### Task to complete
From the first line to the last, output the entries exactly.

### The data
==================================================

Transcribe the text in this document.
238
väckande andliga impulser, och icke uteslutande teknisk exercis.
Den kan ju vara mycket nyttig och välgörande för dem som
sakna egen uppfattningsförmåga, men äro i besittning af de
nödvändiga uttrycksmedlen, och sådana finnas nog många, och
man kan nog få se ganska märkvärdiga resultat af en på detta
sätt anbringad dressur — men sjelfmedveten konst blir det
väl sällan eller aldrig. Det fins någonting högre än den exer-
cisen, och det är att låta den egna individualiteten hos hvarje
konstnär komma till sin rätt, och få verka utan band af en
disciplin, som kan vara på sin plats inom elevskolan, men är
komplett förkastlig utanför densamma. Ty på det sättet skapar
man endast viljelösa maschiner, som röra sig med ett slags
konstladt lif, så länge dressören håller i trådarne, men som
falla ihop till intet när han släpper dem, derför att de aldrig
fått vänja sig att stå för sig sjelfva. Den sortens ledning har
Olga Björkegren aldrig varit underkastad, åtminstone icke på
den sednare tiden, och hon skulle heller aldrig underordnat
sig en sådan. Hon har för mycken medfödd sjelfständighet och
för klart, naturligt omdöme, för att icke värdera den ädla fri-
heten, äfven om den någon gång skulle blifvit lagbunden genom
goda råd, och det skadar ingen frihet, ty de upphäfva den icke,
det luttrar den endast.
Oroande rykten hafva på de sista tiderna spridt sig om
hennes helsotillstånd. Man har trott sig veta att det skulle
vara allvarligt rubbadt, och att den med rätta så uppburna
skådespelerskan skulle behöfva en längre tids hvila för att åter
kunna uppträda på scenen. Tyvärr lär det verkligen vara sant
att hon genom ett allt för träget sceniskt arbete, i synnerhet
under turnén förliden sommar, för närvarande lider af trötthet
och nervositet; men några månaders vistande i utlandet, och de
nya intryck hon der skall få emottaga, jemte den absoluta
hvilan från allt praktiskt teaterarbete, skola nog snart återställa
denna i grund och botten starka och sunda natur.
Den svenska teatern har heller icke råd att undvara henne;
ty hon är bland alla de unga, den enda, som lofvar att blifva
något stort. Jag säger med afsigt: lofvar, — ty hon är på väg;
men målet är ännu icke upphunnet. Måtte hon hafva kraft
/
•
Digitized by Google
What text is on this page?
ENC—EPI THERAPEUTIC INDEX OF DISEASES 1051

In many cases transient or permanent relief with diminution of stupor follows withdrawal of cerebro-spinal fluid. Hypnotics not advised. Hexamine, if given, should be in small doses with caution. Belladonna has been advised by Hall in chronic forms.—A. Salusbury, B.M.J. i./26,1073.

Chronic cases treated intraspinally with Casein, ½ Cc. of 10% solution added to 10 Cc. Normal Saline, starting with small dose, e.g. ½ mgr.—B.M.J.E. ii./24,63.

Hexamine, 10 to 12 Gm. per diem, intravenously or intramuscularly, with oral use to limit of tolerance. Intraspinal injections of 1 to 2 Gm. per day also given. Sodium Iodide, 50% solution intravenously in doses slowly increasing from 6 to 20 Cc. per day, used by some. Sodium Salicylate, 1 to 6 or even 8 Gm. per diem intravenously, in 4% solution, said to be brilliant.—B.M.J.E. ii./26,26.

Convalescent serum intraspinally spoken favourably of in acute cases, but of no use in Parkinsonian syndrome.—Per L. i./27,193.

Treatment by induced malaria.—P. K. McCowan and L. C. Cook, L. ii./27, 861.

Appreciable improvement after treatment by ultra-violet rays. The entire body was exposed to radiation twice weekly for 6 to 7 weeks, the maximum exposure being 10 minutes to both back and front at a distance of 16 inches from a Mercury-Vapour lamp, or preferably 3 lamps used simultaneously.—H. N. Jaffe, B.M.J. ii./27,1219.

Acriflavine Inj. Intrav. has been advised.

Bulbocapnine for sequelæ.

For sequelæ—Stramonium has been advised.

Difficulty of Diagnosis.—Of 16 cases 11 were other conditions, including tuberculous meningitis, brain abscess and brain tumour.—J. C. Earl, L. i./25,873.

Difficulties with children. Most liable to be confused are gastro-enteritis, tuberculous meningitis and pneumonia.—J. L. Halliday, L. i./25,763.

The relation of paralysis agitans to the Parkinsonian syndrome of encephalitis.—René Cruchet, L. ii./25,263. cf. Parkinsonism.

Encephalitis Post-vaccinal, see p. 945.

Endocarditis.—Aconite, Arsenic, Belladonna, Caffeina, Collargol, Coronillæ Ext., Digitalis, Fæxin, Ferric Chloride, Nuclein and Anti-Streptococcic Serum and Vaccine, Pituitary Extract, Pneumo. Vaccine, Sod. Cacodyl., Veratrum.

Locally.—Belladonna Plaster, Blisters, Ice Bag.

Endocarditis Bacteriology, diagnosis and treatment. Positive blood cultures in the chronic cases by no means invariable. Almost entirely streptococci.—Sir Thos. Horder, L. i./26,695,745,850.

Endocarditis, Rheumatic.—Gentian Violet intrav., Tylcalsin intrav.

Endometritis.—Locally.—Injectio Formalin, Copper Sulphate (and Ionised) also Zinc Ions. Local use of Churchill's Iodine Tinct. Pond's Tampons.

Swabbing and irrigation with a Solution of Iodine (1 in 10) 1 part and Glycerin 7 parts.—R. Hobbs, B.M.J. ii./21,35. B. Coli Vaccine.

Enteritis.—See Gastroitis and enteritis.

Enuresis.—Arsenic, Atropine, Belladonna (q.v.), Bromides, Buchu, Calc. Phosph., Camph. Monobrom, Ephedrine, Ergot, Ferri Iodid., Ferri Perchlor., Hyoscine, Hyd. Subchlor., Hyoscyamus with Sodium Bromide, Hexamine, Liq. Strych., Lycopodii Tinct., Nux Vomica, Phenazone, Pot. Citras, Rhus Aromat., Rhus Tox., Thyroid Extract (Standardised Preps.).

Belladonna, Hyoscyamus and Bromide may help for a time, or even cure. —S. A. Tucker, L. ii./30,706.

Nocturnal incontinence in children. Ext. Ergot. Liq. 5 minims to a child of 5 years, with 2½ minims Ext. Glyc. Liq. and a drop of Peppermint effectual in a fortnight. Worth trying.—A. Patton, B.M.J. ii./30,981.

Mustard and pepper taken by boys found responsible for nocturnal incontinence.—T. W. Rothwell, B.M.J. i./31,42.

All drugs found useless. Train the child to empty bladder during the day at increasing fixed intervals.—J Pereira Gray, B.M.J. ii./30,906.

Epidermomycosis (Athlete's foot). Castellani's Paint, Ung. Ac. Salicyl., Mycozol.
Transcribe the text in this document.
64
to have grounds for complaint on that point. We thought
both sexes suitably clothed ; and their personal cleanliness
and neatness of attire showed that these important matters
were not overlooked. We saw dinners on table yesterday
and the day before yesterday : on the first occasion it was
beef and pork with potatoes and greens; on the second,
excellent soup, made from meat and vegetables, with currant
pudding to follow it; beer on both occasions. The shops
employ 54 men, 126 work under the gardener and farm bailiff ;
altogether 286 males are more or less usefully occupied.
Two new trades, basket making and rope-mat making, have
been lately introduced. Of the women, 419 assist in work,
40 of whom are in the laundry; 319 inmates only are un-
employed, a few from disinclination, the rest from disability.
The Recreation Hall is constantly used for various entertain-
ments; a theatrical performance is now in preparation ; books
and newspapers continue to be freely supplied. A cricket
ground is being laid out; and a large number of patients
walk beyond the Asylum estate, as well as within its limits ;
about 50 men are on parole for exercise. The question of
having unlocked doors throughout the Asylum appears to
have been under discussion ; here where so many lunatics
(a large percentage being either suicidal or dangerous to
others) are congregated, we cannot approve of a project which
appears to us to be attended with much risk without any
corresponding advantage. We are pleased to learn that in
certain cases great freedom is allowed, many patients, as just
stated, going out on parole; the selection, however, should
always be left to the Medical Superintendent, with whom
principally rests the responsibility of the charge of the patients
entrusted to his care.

==================================================

### Reply
Transcribe the text in this document.
238
väckande andliga impulser, och icke uteslutande teknisk exercis.
Den kan ju vara mycket nyttig och välgörande för dem som
sakna egen uppfattningsförmåga, men äro i besittning af de
nödvändiga uttrycksmedlen, och sådana finnas nog många, och
man kan nog få se ganska märkvärdiga resultat af en på detta
sätt anbringad dressur — men sjelfmedveten konst blir det
väl sällan eller aldrig. Det fins någonting högre än den exer-
cisen, och det är att låta den egna individualiteten hos hvarje
konstnär komma till sin rätt, och få verka utan band af en
disciplin, som kan vara på sin plats inom elevskolan, men är
komplett förkastlig utanför densamma. Ty på det sättet skapar
man endast viljelösa maschiner, som röra sig med ett slags
konstladt lif, så länge dressören håller i trådarne, men som
falla ihop till intet när han släpper dem, derför att de aldrig
fått vänja sig att stå för sig sjelfva. Den sortens ledning har
Olga Björkegren aldrig varit underkastad, åtminstone icke på
den sednare tiden, och hon skulle heller aldrig underordnat
sig en sådan. Hon har för mycken medfödd sjelfständighet och
för klart, naturligt omdöme, för att icke värdera den ädla fri-
heten, äfven om den någon gång skulle blifvit lagbunden genom
goda råd, och det skadar ingen frihet, ty de upphäfva den icke,
det luttrar den endast.
Oroande rykten hafva på de sista tiderna spridt sig om
hennes helsotillstånd. Man har trott sig veta att det skulle
vara allvarligt rubbadt, och att den med rätta så uppburna
skådespelerskan skulle behöfva en längre tids hvila för att åter
kunna uppträda på scenen. Tyvärr lär det verkligen vara sant
att hon genom ett allt för träget sceniskt arbete, i synnerhet
under turnén förliden sommar, för närvarande lider af trötthet
och nervositet; men några månaders vistande i utlandet, och de
nya intryck hon der skall få emottaga, jemte den absoluta
hvilan från allt praktiskt teaterarbete, skola nog snart återställa
denna i grund och botten starka och sunda natur.
Den svenska teatern har heller icke råd att undvara henne;
ty hon är bland alla de unga, den enda, som lofvar att blifva
något stort. Jag säger med afsigt: lofvar, — ty hon är på väg;
men målet är ännu icke upphunnet. Måtte hon hafva kraft
/
•
Digitized by Google
What text is on this page?
ENC—EPI THERAPEUTIC INDEX OF DISEASES 1051

In many cases transient or permanent relief with diminution of stupor follows withdrawal of cerebro-spinal fluid. Hypnotics not advised. Hexamine, if given, should be in small doses with caution. Belladonna has been advised by Hall in chronic forms.—A. Salusbury, B.M.J. i./26,1073.

Chronic cases treated intraspinally with Casein, ½ Cc. of 10% solution added to 10 Cc. Normal Saline, starting with small dose, e.g. ½ mgr.—B.M.J.E. ii./24,63.

Hexamine, 10 to 12 Gm. per diem, intravenously or intramuscularly, with oral use to limit of tolerance. Intraspinal injections of 1 to 2 Gm. per day also given. Sodium Iodide, 50% solution intravenously in doses slowly increasing from 6 to 20 Cc. per day, used by some. Sodium Salicylate, 1 to 6 or even 8 Gm. per diem intravenously, in 4% solution, said to be brilliant.—B.M.J.E. ii./26,26.

Convalescent serum intraspinally spoken favourably of in acute cases, but of no use in Parkinsonian syndrome.—Per L. i./27,193.

Treatment by induced malaria.—P. K. McCowan and L. C. Cook, L. ii./27, 861.

Appreciable improvement after treatment by ultra-violet rays. The entire body was exposed to radiation twice weekly for 6 to 7 weeks, the maximum exposure being 10 minutes to both back and front at a distance of 16 inches from a Mercury-Vapour lamp, or preferably 3 lamps used simultaneously.—H. N. Jaffe, B.M.J. ii./27,1219.

Acriflavine Inj. Intrav. has been advised.

Bulbocapnine for sequelæ.

For sequelæ—Stramonium has been advised.

Difficulty of Diagnosis.—Of 16 cases 11 were other conditions, including tuberculous meningitis, brain abscess and brain tumour.—J. C. Earl, L. i./25,873.

Difficulties with children. Most liable to be confused are gastro-enteritis, tuberculous meningitis and pneumonia.—J. L. Halliday, L. i./25,763.

The relation of paralysis agitans to the Parkinsonian syndrome of encephalitis.—René Cruchet, L. ii./25,263. cf. Parkinsonism.

Encephalitis Post-vaccinal, see p. 945.

Endocarditis.—Aconite, Arsenic, Belladonna, Caffeina, Collargol, Coronillæ Ext., Digitalis, Fæxin, Ferric Chloride, Nuclein and Anti-Streptococcic Serum and Vaccine, Pituitary Extract, Pneumo. Vaccine, Sod. Cacodyl., Veratrum.

Locally.—Belladonna Plaster, Blisters, Ice Bag.

Endocarditis Bacteriology, diagnosis and treatment. Positive blood cultures in the chronic cases by no means invariable. Almost entirely streptococci.—Sir Thos. Horder, L. i./26,695,745,850.

Endocarditis, Rheumatic.—Gentian Violet intrav., Tylcalsin intrav.

Endometritis.—Locally.—Injectio Formalin, Copper Sulphate (and Ionised) also Zinc Ions. Local use of Churchill's Iodine Tinct. Pond's Tampons.

Swabbing and irrigation with a Solution of Iodine (1 in 10) 1 part and Glycerin 7 parts.—R. Hobbs, B.M.J. ii./21,35. B. Coli Vaccine.

Enteritis.—See Gastroitis and enteritis.

Enuresis.—Arsenic, Atropine, Belladonna (q.v.), Bromides, Buchu, Calc. Phosph., Camph. Monobrom, Ephedrine, Ergot, Ferri Iodid., Ferri Perchlor., Hyoscine, Hyd. Subchlor., Hyoscyamus with Sodium Bromide, Hexamine, Liq. Strych., Lycopodii Tinct., Nux Vomica, Phenazone, Pot. Citras, Rhus Aromat., Rhus Tox., Thyroid Extract (Standardised Preps.).

Belladonna, Hyoscyamus and Bromide may help for a time, or even cure. —S. A. Tucker, L. ii./30,706.

Nocturnal incontinence in children. Ext. Ergot. Liq. 5 minims to a child of 5 years, with 2½ minims Ext. Glyc. Liq. and a drop of Peppermint effectual in a fortnight. Worth trying.—A. Patton, B.M.J. ii./30,981.

Mustard and pepper taken by boys found responsible for nocturnal incontinence.—T. W. Rothwell, B.M.J. i./31,42.

All drugs found useless. Train the child to empty bladder during the day at increasing fixed intervals.—J Pereira Gray, B.M.J. ii./30,906.

Epidermomycosis (Athlete's foot). Castellani's Paint, Ung. Ac. Salicyl., Mycozol.
Transcribe the text in this document.
64
to have grounds for complaint on that point. We thought
both sexes suitably clothed ; and their personal cleanliness
and neatness of attire showed that these important matters
were not overlooked. We saw dinners on table yesterday
and the day before yesterday : on the first occasion it was
beef and pork with potatoes and greens; on the second,
excellent soup, made from meat and vegetables, with currant
pudding to follow it; beer on both occasions. The shops
employ 54 men, 126 work under the gardener and farm bailiff ;
altogether 286 males are more or less usefully occupied.
Two new trades, basket making and rope-mat making, have
been lately introduced. Of the women, 419 assist in work,
40 of whom are in the laundry; 319 inmates only are un-
employed, a few from disinclination, the rest from disability.
The Recreation Hall is constantly used for various entertain-
ments; a theatrical performance is now in preparation ; books
and newspapers continue to be freely supplied. A cricket
ground is being laid out; and a large number of patients
walk beyond the Asylum estate, as well as within its limits ;
about 50 men are on parole for exercise. The question of
having unlocked doors throughout the Asylum appears to
have been under discussion ; here where so many lunatics
(a large percentage being either suicidal or dangerous to
others) are congregated, we cannot approve of a project which
appears to us to be attended with much risk without any
corresponding advantage. We are pleased to learn that in
certain cases great freedom is allowed, many patients, as just
stated, going out on parole; the selection, however, should
always be left to the Medical Superintendent, with whom
principally rests the responsibility of the charge of the patients
entrusted to his care.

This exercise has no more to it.